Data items
———
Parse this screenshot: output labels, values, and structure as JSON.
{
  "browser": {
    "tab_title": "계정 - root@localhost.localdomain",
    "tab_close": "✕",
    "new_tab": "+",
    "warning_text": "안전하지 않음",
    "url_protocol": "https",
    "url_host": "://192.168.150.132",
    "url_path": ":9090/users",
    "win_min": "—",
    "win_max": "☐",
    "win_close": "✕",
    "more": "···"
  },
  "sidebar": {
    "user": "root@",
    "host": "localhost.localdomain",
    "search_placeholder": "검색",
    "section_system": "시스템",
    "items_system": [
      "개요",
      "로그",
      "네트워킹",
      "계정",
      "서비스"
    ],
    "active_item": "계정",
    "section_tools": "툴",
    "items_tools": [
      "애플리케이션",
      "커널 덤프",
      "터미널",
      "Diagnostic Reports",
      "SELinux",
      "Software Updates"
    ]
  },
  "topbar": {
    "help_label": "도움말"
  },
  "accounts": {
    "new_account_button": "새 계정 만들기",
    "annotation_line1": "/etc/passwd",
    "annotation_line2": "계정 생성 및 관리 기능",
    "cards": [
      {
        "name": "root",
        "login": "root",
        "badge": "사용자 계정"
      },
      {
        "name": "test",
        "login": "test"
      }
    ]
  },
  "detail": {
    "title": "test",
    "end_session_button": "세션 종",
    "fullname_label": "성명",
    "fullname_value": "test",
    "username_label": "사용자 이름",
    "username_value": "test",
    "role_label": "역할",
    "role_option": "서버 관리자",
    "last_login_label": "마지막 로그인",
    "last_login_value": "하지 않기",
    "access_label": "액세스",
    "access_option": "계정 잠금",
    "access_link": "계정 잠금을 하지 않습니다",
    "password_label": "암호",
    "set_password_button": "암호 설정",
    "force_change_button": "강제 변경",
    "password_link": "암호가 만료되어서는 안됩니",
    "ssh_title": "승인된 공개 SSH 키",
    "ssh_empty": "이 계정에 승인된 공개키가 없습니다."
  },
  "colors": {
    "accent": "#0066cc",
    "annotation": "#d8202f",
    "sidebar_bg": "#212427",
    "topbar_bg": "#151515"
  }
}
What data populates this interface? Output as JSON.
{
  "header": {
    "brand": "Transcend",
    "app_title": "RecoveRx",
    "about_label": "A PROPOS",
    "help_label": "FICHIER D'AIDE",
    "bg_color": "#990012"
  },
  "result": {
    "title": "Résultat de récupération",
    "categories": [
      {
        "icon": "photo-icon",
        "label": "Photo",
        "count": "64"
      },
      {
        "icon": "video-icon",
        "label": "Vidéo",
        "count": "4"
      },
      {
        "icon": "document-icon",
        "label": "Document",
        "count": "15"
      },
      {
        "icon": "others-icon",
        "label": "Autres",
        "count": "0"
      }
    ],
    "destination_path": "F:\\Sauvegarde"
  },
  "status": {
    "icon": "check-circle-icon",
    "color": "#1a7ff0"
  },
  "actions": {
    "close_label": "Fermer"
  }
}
———
## STATED PROBLEM
Copy out all of the lines above exactly.

## FINAL RESULT
Parse this screenshot: output labels, values, and structure as JSON.
{
  "browser": {
    "tab_title": "계정 - root@localhost.localdomain",
    "tab_close": "✕",
    "new_tab": "+",
    "warning_text": "안전하지 않음",
    "url_protocol": "https",
    "url_host": "://192.168.150.132",
    "url_path": ":9090/users",
    "win_min": "—",
    "win_max": "☐",
    "win_close": "✕",
    "more": "···"
  },
  "sidebar": {
    "user": "root@",
    "host": "localhost.localdomain",
    "search_placeholder": "검색",
    "section_system": "시스템",
    "items_system": [
      "개요",
      "로그",
      "네트워킹",
      "계정",
      "서비스"
    ],
    "active_item": "계정",
    "section_tools": "툴",
    "items_tools": [
      "애플리케이션",
      "커널 덤프",
      "터미널",
      "Diagnostic Reports",
      "SELinux",
      "Software Updates"
    ]
  },
  "topbar": {
    "help_label": "도움말"
  },
  "accounts": {
    "new_account_button": "새 계정 만들기",
    "annotation_line1": "/etc/passwd",
    "annotation_line2": "계정 생성 및 관리 기능",
    "cards": [
      {
        "name": "root",
        "login": "root",
        "badge": "사용자 계정"
      },
      {
        "name": "test",
        "login": "test"
      }
    ]
  },
  "detail": {
    "title": "test",
    "end_session_button": "세션 종",
    "fullname_label": "성명",
    "fullname_value": "test",
    "username_label": "사용자 이름",
    "username_value": "test",
    "role_label": "역할",
    "role_option": "서버 관리자",
    "last_login_label": "마지막 로그인",
    "last_login_value": "하지 않기",
    "access_label": "액세스",
    "access_option": "계정 잠금",
    "access_link": "계정 잠금을 하지 않습니다",
    "password_label": "암호",
    "set_password_button": "암호 설정",
    "force_change_button": "강제 변경",
    "password_link": "암호가 만료되어서는 안됩니",
    "ssh_title": "승인된 공개 SSH 키",
    "ssh_empty": "이 계정에 승인된 공개키가 없습니다."
  },
  "colors": {
    "accent": "#0066cc",
    "annotation": "#d8202f",
    "sidebar_bg": "#212427",
    "topbar_bg": "#151515"
  }
}
What data populates this interface? Output as JSON.
{
  "header": {
    "brand": "Transcend",
    "app_title": "RecoveRx",
    "about_label": "A PROPOS",
    "help_label": "FICHIER D'AIDE",
    "bg_color": "#990012"
  },
  "result": {
    "title": "Résultat de récupération",
    "categories": [
      {
        "icon": "photo-icon",
        "label": "Photo",
        "count": "64"
      },
      {
        "icon": "video-icon",
        "label": "Vidéo",
        "count": "4"
      },
      {
        "icon": "document-icon",
        "label": "Document",
        "count": "15"
      },
      {
        "icon": "others-icon",
        "label": "Autres",
        "count": "0"
      }
    ],
    "destination_path": "F:\\Sauvegarde"
  },
  "status": {
    "icon": "check-circle-icon",
    "color": "#1a7ff0"
  },
  "actions": {
    "close_label": "Fermer"
  }
}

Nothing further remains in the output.